* [DIRECTIONS]
Extract all lines in the data that contain the word "Oxygen".

* [RECORDED DATA]

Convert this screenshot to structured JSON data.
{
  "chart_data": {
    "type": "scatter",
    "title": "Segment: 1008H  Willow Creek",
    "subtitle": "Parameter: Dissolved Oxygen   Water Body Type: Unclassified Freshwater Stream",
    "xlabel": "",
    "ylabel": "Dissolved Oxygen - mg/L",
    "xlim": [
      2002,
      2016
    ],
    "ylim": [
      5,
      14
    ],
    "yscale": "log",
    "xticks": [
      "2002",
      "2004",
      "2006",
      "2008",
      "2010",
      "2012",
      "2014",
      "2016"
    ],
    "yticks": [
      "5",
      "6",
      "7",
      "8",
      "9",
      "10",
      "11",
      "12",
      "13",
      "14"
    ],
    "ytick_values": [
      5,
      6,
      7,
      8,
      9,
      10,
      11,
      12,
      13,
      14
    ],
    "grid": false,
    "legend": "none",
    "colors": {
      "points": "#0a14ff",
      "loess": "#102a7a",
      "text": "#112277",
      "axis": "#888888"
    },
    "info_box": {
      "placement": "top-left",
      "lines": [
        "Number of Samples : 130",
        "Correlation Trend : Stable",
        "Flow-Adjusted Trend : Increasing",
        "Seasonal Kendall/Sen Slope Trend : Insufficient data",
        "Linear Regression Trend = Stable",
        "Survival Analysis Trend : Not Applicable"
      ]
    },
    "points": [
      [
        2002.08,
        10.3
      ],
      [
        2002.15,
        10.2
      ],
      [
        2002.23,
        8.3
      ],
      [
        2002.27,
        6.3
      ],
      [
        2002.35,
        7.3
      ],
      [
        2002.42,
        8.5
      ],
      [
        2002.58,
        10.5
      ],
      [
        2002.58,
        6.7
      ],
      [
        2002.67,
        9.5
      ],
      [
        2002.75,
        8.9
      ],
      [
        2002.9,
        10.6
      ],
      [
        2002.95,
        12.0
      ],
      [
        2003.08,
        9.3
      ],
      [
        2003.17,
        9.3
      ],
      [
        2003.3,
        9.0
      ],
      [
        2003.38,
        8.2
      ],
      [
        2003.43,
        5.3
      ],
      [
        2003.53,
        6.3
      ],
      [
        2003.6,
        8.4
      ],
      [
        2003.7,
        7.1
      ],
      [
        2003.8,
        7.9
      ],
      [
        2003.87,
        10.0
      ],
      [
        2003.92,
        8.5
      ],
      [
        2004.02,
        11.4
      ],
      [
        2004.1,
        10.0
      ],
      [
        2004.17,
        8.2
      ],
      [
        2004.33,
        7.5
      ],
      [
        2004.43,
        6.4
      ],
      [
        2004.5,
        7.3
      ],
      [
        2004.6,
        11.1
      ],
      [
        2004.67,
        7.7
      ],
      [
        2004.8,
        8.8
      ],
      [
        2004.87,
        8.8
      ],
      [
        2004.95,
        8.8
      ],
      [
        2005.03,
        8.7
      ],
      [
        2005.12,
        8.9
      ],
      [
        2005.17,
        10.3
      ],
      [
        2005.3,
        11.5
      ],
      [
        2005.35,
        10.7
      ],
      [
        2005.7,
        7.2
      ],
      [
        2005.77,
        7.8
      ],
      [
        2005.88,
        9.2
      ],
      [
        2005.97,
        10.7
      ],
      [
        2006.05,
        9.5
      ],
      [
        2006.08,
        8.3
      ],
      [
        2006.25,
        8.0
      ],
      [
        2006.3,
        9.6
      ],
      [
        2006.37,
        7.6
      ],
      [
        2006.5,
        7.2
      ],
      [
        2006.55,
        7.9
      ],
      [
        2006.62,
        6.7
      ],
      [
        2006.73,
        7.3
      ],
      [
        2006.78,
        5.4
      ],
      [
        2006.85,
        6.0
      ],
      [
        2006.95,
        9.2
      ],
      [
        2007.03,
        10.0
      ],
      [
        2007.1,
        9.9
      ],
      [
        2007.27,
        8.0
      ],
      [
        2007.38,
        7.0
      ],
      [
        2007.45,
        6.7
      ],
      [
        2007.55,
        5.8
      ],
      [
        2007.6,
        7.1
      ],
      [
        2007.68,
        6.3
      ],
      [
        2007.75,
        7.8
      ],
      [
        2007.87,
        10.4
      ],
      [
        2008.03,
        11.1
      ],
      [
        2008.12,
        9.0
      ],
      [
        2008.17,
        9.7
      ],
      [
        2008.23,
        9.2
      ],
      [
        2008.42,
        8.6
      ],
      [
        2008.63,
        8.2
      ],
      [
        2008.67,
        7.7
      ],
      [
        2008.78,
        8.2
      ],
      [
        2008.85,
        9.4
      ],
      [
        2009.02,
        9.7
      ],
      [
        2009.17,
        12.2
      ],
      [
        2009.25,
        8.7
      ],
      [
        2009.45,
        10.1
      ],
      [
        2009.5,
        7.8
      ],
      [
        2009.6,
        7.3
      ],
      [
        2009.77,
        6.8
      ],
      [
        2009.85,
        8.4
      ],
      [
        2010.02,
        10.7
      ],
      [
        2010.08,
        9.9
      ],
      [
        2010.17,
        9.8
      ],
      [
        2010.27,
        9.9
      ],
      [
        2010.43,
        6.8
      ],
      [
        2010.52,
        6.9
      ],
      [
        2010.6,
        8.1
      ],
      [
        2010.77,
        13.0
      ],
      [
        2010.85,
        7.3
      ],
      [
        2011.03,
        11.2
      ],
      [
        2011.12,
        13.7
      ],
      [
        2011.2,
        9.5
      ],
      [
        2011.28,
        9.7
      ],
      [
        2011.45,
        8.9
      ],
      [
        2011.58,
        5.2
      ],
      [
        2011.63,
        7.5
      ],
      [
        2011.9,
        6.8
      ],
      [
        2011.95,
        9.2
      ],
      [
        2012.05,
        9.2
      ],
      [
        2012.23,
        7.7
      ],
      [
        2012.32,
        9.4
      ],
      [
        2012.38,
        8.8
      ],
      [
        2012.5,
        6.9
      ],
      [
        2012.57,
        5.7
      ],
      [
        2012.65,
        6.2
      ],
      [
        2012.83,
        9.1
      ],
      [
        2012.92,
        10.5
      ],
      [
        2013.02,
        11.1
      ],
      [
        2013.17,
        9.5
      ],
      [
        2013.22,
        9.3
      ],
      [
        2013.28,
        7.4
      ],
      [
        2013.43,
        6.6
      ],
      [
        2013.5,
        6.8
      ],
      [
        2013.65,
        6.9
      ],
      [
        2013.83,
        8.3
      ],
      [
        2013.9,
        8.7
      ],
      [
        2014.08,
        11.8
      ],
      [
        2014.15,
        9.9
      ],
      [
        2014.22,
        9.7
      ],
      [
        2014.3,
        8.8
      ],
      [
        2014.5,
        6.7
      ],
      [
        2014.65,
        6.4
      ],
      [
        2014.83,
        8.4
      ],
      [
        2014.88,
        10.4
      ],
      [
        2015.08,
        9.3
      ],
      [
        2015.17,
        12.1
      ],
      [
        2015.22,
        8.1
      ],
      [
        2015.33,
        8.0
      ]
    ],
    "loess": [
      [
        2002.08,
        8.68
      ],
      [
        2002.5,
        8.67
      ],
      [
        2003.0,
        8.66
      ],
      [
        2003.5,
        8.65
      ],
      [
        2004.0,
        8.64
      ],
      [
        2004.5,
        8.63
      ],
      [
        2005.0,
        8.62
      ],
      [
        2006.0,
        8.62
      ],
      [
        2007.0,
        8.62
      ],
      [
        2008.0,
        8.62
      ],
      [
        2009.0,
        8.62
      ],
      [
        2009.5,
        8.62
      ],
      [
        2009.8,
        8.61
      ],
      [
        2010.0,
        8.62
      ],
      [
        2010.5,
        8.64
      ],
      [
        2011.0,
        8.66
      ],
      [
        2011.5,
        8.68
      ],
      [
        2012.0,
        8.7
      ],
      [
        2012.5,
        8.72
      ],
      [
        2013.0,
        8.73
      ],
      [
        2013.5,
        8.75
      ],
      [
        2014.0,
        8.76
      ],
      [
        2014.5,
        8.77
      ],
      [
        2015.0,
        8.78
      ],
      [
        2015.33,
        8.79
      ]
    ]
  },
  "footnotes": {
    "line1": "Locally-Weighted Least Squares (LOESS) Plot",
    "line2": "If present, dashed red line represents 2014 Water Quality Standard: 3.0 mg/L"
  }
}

* [WORKED ANSWER]
    "subtitle": "Parameter: Dissolved Oxygen   Water Body Type: Unclassified Freshwater Stream",
    "ylabel": "Dissolved Oxygen - mg/L",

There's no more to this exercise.